• _Written request_: Look through the material below and give the number of lines holding "times", with no other words.

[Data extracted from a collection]
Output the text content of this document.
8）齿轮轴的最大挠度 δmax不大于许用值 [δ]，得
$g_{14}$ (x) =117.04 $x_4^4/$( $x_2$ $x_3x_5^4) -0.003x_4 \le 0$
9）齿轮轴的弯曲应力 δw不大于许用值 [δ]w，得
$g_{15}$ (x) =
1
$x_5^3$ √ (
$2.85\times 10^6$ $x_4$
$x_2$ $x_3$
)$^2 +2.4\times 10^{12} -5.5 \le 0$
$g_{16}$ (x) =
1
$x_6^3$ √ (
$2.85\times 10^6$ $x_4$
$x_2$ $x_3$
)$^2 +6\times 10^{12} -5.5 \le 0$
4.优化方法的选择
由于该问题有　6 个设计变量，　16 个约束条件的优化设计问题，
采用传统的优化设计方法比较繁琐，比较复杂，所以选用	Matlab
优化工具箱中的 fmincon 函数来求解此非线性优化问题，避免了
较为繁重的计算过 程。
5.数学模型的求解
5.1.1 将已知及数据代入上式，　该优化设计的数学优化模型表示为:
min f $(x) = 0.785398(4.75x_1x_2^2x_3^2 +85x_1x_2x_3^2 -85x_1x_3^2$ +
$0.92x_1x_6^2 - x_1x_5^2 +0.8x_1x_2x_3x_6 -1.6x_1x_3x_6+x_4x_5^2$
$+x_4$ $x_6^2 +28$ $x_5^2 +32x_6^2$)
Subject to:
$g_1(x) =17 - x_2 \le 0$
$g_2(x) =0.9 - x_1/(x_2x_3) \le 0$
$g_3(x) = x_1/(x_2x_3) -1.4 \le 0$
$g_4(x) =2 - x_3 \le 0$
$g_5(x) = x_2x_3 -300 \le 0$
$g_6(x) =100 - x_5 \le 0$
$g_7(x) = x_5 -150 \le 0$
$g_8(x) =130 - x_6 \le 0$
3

• _Output for this task_: 4